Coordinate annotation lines
◆ ◆ ◆ ◆ ◆ ◆ ◆
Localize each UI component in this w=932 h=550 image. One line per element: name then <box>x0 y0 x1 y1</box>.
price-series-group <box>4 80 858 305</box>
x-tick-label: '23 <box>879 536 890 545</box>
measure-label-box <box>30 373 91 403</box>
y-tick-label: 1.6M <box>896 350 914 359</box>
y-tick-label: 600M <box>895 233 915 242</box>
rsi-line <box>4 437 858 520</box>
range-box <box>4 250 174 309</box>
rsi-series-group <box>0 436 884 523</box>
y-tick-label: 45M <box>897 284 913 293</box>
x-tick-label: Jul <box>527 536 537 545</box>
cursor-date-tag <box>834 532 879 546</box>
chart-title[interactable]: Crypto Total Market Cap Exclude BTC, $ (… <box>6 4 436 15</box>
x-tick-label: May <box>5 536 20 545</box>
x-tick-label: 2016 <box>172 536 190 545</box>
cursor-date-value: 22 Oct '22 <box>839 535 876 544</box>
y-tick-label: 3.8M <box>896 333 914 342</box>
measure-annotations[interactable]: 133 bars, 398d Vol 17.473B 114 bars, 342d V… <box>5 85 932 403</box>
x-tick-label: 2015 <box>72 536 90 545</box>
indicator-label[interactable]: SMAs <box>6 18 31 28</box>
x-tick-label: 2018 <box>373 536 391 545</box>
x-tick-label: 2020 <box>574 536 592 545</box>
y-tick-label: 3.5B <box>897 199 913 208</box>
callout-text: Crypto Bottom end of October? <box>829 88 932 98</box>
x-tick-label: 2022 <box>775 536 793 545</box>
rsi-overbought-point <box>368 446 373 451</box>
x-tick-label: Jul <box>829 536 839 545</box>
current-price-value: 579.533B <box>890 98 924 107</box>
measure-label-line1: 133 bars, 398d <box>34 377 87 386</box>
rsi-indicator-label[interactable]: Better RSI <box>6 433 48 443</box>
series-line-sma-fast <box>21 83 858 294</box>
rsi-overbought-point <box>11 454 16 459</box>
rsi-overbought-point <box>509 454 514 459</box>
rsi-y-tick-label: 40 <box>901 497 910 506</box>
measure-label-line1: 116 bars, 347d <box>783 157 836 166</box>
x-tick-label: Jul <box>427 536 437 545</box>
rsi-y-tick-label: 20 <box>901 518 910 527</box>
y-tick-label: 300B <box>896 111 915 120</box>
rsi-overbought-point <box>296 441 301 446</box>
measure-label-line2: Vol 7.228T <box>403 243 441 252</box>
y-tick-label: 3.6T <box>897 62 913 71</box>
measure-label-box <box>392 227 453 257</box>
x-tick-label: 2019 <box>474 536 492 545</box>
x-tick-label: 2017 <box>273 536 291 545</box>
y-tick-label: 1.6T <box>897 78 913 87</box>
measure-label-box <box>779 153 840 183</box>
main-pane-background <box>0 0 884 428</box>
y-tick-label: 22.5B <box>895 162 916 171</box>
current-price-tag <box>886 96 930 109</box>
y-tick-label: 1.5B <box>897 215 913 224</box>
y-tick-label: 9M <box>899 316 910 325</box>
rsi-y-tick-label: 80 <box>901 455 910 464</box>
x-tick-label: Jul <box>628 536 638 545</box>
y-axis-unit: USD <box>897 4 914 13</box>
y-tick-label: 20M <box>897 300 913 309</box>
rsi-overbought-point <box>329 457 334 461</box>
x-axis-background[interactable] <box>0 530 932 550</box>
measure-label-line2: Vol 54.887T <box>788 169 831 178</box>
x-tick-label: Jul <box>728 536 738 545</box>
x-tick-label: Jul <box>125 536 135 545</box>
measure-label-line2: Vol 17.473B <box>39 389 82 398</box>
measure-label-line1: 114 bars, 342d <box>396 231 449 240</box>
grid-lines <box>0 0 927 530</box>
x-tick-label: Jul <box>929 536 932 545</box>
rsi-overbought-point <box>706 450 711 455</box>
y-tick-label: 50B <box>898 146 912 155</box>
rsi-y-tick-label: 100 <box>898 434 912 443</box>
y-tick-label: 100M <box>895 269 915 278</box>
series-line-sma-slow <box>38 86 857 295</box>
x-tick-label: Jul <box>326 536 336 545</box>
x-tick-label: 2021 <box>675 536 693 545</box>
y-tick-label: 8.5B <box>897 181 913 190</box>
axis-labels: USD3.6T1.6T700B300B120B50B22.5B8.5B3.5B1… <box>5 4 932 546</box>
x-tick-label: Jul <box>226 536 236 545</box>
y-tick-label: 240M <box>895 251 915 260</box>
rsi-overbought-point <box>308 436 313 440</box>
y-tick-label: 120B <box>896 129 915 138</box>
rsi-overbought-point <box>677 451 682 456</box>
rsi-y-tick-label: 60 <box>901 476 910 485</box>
◆ ◆ ◆ ◆ ◆ ◆ ◆
> _THE PROBLEM_
Pull out every line from the first one up to and including the line with "y-tick-label: 3.6T <box>897 62 913 71</box>", and copy each one word for word.

> _SOLUTION TO THIS TASK_
Localize each UI component in this w=932 h=550 image. One line per element: name then <box>x0 y0 x1 y1</box>.
price-series-group <box>4 80 858 305</box>
x-tick-label: '23 <box>879 536 890 545</box>
measure-label-box <box>30 373 91 403</box>
y-tick-label: 1.6M <box>896 350 914 359</box>
y-tick-label: 600M <box>895 233 915 242</box>
rsi-line <box>4 437 858 520</box>
range-box <box>4 250 174 309</box>
rsi-series-group <box>0 436 884 523</box>
y-tick-label: 45M <box>897 284 913 293</box>
x-tick-label: Jul <box>527 536 537 545</box>
cursor-date-tag <box>834 532 879 546</box>
chart-title[interactable]: Crypto Total Market Cap Exclude BTC, $ (… <box>6 4 436 15</box>
x-tick-label: May <box>5 536 20 545</box>
x-tick-label: 2016 <box>172 536 190 545</box>
cursor-date-value: 22 Oct '22 <box>839 535 876 544</box>
y-tick-label: 3.8M <box>896 333 914 342</box>
measure-annotations[interactable]: 133 bars, 398d Vol 17.473B 114 bars, 342d V… <box>5 85 932 403</box>
x-tick-label: 2015 <box>72 536 90 545</box>
indicator-label[interactable]: SMAs <box>6 18 31 28</box>
x-tick-label: 2018 <box>373 536 391 545</box>
x-tick-label: 2020 <box>574 536 592 545</box>
y-tick-label: 3.5B <box>897 199 913 208</box>
callout-text: Crypto Bottom end of October? <box>829 88 932 98</box>
x-tick-label: 2022 <box>775 536 793 545</box>
rsi-overbought-point <box>368 446 373 451</box>
x-tick-label: Jul <box>829 536 839 545</box>
current-price-value: 579.533B <box>890 98 924 107</box>
measure-label-line1: 133 bars, 398d <box>34 377 87 386</box>
rsi-indicator-label[interactable]: Better RSI <box>6 433 48 443</box>
series-line-sma-fast <box>21 83 858 294</box>
rsi-overbought-point <box>11 454 16 459</box>
rsi-overbought-point <box>509 454 514 459</box>
rsi-y-tick-label: 40 <box>901 497 910 506</box>
measure-label-line1: 116 bars, 347d <box>783 157 836 166</box>
x-tick-label: Jul <box>427 536 437 545</box>
rsi-y-tick-label: 20 <box>901 518 910 527</box>
y-tick-label: 300B <box>896 111 915 120</box>
rsi-overbought-point <box>296 441 301 446</box>
measure-label-line2: Vol 7.228T <box>403 243 441 252</box>
y-tick-label: 3.6T <box>897 62 913 71</box>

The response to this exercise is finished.